DOCUMENT SECTION:
»»

Her studies in sociology gave her the tools she needed to understand these structural forces, and she transmits these insights to her undergraduate students. A key pedagogical goal of hers is to help them realize that their individual choices occur within constrained “choice sets” that are largely determined by their social contexts, the norms they have internalised based on their social position and associated expectations. This is particularly important in population health because those in more privileged positions can be quick to associate so-called “poor” health behaviours with individual failures, while neglecting to consider the social conditions in which they occur.
This experience gave Quesnel-Vallée an acute sense of empathy for underrepresented populations in universities, and for underserved populations more generally. “I think that if everybody had a little bit more self-awareness about how our structural positions shape our perspectives, we would have much more compassion for others and the choices they’re making within their constrained choice sets,” she adds.
Building bridges from academia to decision-makers
“A silver lining of being a first-generation university graduate is that I hadn’t been socialised to the “rules” of university life, so that led me to push some boundaries that I didn’t even know existed. For instance, in my PhD thesis in sociology, I drew heavily on social epidemiological work because it was pertinent to my question. And that worked, because not only did I win the American Sociological Association Dissertation, but I got this amazing job at McGill with a joint appointment in Sociology and Epidemiology!” she enthuses.
Quesnel-Vallée says we need to address growing social inequalities and fractions in a systemic way in universities, and rethink how we do things. “We cannot continue in silos where the scientists are in their wet labs, developing the best product, the best medical science, while social scientists and legal scholars are out in the field. We need to bring historically underserved populations in from the start to improve their trust in science and medicine,” she says, adding that education is one of the best places to start to embed principles of equity, diversity and inclusion into research and innovation in the health sector.

««

ACTIVITY:
Write out the passage about Quesnel-Vallée from "Her studies in" up to and including "which they occur.".

DATA TO EXAMINE:
»»

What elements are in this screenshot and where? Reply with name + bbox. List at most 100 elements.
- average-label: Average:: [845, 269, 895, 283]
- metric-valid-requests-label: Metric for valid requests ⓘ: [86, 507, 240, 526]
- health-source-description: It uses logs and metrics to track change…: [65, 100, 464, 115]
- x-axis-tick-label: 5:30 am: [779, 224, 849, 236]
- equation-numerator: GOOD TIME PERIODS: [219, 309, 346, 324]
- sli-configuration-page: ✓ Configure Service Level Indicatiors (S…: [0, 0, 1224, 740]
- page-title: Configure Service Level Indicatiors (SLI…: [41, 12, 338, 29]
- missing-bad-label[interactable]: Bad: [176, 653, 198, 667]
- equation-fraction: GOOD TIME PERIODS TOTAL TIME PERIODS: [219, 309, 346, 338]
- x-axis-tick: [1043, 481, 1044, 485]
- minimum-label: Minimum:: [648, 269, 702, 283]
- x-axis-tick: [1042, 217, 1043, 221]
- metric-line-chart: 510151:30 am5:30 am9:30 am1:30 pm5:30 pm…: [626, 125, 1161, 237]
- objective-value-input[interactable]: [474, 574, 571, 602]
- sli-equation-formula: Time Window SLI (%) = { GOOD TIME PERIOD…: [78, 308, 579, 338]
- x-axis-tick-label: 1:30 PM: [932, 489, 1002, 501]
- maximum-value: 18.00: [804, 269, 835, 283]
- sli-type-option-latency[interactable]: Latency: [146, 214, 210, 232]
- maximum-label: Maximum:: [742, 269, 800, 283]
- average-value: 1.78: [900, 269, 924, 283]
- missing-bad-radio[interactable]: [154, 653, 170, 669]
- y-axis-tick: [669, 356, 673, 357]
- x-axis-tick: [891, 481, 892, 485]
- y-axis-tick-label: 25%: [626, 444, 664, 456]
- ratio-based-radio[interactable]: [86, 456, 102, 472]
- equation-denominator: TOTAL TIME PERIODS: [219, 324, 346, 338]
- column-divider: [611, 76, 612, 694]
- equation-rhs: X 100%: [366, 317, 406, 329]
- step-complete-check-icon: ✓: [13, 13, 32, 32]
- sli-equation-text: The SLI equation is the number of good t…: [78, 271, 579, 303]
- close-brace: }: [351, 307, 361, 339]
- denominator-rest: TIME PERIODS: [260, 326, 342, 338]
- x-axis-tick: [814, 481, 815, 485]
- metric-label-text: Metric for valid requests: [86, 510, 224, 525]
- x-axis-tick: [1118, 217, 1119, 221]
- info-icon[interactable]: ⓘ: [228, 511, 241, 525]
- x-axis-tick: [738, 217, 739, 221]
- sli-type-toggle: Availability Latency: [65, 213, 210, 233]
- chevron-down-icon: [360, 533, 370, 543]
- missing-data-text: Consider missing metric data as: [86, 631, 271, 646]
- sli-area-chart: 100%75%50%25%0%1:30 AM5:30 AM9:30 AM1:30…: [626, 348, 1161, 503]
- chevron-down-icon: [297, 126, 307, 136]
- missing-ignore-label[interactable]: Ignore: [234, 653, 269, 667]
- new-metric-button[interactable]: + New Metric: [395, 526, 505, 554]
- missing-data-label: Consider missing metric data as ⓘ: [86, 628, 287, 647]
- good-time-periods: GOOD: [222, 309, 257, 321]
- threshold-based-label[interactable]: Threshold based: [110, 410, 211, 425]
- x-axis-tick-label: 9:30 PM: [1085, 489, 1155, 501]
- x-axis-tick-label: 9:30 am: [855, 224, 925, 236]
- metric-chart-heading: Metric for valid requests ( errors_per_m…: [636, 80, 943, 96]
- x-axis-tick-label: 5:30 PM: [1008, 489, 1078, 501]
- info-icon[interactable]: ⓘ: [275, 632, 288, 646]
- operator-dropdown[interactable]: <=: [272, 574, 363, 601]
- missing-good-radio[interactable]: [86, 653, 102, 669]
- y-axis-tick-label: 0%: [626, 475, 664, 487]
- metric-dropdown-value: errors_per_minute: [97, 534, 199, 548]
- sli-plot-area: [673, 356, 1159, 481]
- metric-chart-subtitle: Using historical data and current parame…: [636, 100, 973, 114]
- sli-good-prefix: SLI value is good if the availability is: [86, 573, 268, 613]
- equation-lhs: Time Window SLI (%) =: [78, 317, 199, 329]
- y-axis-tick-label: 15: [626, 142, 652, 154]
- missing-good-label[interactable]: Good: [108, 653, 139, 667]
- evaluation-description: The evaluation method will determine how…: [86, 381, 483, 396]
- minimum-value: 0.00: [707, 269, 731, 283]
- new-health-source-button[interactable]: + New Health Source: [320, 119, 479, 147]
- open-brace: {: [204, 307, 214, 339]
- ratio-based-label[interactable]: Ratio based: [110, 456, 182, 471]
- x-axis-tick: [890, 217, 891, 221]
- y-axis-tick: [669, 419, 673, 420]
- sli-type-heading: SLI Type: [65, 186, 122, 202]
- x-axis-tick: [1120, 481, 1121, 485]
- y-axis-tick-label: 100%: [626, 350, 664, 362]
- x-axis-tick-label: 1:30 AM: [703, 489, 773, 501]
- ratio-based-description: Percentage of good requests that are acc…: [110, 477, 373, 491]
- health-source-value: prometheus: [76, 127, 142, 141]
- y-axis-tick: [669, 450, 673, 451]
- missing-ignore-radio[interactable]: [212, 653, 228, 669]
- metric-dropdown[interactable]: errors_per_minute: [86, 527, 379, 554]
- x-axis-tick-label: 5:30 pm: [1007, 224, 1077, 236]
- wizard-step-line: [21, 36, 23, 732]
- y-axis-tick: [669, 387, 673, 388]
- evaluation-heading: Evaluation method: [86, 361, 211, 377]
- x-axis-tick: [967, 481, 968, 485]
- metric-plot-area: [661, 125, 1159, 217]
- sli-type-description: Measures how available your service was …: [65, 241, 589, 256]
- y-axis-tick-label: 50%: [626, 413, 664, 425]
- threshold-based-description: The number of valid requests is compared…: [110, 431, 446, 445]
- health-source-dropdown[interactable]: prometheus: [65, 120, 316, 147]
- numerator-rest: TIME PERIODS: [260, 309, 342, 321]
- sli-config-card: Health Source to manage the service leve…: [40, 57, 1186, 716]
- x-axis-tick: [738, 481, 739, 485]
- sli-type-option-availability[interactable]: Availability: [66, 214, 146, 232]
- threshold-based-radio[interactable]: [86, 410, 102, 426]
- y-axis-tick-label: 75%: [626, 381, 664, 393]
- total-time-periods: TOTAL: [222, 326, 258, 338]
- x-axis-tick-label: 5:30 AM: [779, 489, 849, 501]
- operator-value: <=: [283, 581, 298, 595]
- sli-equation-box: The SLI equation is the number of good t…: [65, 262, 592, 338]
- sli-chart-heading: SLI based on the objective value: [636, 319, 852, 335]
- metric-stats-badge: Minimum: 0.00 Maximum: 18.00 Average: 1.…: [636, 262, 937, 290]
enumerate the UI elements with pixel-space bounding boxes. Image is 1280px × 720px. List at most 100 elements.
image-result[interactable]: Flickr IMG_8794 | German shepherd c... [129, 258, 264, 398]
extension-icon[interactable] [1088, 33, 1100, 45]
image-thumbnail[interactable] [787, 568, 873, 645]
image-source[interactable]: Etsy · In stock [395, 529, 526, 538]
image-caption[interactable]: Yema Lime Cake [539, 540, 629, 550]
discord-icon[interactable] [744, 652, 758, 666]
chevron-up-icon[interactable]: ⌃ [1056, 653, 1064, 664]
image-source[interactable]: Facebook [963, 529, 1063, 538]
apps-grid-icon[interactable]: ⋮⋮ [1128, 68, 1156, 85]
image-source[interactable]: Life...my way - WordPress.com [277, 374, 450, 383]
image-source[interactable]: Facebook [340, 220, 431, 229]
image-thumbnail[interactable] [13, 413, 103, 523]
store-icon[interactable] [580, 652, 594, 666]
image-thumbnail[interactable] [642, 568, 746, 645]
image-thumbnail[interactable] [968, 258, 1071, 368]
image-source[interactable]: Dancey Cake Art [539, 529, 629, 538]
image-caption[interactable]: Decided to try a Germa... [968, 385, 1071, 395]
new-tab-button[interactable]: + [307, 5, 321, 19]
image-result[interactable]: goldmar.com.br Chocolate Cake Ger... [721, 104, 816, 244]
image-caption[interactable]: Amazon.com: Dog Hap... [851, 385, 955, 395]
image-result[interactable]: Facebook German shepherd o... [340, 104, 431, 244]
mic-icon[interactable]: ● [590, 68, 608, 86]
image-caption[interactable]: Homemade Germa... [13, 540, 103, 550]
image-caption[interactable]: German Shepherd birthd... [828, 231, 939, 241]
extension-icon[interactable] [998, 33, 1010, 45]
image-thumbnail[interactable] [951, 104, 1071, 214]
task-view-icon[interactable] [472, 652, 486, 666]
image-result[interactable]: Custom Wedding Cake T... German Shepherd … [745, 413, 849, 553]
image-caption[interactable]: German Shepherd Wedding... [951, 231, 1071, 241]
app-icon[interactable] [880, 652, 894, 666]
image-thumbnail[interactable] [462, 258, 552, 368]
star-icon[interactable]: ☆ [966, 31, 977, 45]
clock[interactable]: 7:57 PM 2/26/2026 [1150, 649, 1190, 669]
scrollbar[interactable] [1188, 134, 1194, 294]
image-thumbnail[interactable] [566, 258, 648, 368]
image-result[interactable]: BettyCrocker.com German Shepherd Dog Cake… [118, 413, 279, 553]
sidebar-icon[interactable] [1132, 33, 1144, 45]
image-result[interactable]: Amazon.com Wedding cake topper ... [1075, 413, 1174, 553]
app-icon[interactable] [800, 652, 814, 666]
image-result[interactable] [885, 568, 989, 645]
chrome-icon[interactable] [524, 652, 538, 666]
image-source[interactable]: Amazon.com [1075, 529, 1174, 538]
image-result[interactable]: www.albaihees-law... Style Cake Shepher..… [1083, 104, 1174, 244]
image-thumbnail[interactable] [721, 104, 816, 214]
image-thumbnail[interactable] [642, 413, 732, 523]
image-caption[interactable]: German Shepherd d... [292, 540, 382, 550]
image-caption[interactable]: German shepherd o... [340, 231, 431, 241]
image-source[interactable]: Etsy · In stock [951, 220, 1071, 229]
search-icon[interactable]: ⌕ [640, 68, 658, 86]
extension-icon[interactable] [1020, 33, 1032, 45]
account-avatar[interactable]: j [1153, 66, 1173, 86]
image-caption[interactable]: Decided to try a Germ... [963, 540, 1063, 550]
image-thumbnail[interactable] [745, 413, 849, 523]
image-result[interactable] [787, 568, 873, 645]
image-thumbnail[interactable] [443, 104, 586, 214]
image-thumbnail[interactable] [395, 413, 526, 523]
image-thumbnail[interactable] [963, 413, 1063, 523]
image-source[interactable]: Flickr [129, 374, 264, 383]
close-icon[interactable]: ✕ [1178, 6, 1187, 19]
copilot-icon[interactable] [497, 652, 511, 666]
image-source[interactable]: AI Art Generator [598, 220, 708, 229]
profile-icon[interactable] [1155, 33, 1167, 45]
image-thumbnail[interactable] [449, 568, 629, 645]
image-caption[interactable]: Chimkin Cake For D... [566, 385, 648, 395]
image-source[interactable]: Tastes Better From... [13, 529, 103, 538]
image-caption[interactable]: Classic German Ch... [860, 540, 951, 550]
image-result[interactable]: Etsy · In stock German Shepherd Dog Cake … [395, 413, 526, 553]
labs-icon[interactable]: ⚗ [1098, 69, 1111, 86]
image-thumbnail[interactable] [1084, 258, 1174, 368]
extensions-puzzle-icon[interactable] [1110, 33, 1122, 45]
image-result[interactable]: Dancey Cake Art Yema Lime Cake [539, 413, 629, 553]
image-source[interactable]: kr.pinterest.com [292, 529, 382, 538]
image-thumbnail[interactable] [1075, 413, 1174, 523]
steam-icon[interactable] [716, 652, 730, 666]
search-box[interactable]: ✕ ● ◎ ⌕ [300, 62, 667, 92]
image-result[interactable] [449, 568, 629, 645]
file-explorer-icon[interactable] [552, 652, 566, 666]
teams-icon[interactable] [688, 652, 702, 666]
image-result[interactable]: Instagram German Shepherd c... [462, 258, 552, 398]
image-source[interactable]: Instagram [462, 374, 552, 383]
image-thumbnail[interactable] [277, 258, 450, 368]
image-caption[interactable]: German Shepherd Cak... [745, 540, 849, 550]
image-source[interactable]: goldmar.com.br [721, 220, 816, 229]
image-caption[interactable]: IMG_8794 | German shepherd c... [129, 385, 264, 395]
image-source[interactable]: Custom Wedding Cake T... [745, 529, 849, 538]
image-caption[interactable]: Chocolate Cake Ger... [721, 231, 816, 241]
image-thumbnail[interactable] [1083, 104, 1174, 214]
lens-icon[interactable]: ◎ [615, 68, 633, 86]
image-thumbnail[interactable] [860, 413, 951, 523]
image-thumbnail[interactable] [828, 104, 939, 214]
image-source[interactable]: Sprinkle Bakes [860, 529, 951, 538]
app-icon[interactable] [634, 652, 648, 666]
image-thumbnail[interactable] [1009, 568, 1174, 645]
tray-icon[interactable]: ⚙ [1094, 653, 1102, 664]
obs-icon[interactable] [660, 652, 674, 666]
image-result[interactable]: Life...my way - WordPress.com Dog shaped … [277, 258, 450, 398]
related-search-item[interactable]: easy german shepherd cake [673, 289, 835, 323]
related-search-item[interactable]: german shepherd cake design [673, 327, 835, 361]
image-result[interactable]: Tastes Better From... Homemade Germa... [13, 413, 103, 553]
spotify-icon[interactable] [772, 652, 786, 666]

««

OUTPUT OF THE TASK:
Her studies in sociology gave her the tools she needed to understand these structural forces, and she transmits these insights to her undergraduate students. A key pedagogical goal of hers is to help them realize that their individual choices occur within constrained “choice sets” that are largely determined by their social contexts, the norms they have internalised based on their social position and associated expectations. This is particularly important in population health because those in more privileged positions can be quick to associate so-called “poor” health behaviours with individual failures, while neglecting to consider the social conditions in which they occur.